(Dataset records)
╭──
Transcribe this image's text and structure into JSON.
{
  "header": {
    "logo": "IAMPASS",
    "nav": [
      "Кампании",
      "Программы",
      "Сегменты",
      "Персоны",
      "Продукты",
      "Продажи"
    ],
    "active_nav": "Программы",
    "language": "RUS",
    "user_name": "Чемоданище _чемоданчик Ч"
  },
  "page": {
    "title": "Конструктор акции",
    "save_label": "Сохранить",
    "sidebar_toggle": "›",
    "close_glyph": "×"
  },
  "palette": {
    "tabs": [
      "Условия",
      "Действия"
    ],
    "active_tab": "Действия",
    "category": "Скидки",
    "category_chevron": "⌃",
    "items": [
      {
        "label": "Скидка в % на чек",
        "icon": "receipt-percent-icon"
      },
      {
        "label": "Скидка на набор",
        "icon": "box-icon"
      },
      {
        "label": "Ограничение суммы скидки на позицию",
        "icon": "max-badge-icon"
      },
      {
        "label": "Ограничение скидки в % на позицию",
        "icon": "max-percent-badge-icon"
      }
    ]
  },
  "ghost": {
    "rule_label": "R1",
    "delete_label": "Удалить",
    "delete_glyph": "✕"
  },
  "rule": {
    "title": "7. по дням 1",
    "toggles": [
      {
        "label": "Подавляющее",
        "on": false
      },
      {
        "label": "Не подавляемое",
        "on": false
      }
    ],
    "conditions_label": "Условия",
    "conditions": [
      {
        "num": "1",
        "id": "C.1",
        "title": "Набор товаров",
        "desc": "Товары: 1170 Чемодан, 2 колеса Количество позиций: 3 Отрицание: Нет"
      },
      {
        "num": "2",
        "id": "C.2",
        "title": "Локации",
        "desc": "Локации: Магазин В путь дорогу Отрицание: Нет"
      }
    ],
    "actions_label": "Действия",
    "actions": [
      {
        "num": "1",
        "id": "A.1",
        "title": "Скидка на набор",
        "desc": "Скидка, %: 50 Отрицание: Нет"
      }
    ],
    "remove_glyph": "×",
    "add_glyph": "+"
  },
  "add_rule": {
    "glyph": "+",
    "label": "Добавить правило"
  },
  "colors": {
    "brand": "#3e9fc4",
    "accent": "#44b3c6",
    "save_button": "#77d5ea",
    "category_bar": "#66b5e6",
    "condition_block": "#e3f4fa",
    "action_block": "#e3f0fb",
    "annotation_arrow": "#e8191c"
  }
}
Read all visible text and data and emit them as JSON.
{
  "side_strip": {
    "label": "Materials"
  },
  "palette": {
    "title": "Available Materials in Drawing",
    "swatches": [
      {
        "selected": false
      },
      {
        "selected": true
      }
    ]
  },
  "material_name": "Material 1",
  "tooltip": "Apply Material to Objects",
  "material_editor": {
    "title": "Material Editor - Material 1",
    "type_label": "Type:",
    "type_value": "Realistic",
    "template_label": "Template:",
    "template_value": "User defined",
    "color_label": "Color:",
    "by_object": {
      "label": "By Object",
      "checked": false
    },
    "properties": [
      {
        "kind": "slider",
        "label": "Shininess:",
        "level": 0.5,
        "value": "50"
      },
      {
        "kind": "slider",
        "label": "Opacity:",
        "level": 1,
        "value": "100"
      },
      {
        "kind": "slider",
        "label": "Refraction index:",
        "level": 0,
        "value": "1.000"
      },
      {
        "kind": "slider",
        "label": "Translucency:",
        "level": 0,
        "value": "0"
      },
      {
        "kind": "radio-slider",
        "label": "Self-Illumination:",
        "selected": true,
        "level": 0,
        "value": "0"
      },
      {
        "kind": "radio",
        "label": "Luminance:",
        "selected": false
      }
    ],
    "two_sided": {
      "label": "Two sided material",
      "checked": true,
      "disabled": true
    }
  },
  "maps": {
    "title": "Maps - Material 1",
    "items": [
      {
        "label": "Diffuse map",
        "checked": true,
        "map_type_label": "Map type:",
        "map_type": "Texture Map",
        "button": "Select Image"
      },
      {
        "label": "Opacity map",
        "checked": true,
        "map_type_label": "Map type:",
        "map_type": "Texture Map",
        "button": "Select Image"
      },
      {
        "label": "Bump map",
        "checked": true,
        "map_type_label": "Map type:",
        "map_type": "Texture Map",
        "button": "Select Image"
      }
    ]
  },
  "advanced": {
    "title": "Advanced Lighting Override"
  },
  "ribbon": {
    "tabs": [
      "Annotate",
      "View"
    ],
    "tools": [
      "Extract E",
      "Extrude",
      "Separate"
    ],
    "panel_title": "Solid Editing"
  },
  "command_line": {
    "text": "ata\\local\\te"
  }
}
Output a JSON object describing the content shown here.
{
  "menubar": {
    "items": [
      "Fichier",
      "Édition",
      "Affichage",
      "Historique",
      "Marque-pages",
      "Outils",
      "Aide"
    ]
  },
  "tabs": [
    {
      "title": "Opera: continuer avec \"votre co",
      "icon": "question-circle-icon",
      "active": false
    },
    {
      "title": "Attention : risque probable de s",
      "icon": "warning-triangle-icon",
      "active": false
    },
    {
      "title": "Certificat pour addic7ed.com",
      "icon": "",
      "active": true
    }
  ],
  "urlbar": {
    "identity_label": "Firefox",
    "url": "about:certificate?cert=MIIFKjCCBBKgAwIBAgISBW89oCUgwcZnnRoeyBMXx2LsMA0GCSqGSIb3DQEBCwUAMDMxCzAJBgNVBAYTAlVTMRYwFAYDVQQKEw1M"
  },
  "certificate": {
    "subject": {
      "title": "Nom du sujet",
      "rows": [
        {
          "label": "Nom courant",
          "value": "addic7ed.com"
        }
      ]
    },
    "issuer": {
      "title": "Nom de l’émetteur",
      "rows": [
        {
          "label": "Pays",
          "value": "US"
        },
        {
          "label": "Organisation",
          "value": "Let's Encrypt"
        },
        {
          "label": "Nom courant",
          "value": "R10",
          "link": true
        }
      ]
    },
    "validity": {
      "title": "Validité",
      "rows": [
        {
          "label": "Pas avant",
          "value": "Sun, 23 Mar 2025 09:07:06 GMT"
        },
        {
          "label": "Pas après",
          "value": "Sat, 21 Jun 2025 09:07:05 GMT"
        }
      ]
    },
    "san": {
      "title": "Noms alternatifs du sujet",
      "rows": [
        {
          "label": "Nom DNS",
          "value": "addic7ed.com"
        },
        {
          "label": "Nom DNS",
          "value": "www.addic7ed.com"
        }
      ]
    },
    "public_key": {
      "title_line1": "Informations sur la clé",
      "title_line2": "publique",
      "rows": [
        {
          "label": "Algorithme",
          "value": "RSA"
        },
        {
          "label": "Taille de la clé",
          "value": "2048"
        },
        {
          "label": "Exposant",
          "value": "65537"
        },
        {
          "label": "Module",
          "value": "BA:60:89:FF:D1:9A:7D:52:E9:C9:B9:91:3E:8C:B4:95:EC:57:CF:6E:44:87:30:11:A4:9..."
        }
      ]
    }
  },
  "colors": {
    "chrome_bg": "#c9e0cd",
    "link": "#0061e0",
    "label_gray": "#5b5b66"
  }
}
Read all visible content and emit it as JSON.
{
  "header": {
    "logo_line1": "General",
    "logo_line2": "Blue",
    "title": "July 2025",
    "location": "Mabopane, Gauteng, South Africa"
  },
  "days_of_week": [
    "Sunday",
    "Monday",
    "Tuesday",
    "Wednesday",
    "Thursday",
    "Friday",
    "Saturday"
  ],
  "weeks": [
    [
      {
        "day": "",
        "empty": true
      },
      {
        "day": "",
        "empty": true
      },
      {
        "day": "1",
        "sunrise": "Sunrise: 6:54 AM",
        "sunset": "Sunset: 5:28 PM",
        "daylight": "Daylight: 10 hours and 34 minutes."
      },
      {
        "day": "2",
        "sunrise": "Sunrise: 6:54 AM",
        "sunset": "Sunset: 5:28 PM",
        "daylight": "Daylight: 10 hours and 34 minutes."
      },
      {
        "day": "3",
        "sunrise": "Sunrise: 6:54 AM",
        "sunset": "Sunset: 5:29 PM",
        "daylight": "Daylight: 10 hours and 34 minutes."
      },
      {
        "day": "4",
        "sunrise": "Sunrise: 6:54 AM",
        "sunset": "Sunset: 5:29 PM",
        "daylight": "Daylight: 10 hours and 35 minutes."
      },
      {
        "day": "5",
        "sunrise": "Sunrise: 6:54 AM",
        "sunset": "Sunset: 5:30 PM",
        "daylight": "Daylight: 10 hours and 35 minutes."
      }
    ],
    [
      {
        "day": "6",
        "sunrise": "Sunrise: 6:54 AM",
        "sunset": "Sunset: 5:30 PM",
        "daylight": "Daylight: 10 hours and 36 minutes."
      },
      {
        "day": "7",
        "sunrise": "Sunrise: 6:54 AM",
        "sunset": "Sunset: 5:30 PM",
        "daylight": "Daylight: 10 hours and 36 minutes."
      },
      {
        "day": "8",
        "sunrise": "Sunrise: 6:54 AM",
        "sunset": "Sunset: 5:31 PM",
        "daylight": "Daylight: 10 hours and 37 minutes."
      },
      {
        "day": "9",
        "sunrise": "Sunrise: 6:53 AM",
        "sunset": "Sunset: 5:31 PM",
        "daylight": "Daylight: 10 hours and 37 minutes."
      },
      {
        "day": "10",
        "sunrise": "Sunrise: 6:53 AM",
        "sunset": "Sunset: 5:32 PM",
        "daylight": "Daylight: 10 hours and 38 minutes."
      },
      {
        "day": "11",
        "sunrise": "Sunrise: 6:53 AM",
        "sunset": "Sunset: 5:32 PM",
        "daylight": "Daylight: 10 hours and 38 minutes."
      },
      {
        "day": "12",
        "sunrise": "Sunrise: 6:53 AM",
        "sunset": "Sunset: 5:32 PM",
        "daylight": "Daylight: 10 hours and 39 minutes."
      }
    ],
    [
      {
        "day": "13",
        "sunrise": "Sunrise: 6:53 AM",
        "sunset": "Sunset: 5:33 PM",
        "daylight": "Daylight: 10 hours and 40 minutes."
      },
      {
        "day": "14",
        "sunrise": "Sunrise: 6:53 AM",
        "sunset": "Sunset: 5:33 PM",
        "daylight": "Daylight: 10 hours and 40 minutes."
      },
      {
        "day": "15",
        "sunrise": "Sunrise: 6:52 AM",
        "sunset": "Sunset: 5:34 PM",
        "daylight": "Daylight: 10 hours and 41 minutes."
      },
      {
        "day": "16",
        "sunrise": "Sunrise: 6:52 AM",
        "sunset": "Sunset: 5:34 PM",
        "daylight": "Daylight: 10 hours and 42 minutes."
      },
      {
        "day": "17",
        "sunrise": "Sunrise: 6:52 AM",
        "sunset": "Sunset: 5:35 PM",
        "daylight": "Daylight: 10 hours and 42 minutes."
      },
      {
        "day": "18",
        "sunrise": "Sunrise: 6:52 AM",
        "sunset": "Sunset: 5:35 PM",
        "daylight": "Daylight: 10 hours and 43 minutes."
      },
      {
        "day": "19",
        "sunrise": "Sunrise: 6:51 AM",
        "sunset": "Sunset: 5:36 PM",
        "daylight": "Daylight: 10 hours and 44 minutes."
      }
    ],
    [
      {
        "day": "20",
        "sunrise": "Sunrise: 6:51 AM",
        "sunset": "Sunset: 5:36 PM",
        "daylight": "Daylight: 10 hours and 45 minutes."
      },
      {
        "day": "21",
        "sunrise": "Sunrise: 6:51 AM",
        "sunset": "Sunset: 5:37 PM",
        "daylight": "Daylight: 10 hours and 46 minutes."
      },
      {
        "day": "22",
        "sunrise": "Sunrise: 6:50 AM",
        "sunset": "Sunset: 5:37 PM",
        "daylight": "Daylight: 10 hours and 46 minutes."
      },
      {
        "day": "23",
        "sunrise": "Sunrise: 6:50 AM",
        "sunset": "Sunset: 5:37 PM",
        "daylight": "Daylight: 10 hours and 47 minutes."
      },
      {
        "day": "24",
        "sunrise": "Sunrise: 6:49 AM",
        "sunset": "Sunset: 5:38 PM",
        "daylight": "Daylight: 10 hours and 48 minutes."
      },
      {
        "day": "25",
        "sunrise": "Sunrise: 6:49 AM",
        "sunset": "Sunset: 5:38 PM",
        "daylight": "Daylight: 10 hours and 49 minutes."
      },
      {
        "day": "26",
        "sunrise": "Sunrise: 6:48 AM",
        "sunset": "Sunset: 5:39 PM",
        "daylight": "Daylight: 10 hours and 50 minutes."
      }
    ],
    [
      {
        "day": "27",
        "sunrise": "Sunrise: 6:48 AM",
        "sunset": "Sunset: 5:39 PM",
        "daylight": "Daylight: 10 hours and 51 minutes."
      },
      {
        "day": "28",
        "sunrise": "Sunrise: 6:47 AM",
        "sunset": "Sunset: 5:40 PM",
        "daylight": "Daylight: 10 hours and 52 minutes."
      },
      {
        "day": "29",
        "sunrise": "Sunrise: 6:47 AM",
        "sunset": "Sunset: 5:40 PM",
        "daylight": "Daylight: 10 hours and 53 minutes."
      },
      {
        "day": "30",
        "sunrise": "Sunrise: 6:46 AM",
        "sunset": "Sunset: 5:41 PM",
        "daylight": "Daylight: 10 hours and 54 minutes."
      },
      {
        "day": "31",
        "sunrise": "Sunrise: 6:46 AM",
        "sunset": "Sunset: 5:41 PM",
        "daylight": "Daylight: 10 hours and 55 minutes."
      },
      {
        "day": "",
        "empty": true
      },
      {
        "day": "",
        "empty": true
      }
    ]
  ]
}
╰──
> Directions
Your task is to gather all lines from the entries above that hold the word "Materials".

> Exercise answer
    "label": "Materials"
    "title": "Available Materials in Drawing",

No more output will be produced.